[DIRECTION] Copy each line below that includes "screenshot".

[Collection entries]
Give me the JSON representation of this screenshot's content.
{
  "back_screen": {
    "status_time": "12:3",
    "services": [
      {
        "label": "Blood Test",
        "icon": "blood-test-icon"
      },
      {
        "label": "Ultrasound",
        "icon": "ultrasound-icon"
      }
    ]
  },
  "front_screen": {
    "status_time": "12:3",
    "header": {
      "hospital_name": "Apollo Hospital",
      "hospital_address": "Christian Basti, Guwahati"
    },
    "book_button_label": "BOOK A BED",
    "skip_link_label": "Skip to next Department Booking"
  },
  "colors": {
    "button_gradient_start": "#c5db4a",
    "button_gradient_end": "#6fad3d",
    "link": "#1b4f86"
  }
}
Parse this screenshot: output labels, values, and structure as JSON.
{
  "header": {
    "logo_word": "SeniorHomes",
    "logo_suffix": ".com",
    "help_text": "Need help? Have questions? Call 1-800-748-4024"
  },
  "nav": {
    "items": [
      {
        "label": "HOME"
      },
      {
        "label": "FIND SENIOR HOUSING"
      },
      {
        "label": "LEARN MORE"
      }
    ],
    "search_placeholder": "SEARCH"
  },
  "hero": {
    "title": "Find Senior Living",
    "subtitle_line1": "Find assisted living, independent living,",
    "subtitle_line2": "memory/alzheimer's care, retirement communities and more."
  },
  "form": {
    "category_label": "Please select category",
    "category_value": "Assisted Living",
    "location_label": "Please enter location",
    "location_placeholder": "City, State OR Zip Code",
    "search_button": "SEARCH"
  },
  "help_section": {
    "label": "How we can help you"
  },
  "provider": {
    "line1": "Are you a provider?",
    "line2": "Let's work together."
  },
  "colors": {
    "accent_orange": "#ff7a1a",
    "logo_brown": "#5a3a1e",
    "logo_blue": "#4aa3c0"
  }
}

[THE RESPONSE]
Give me the JSON representation of this screenshot's content.
Parse this screenshot: output labels, values, and structure as JSON.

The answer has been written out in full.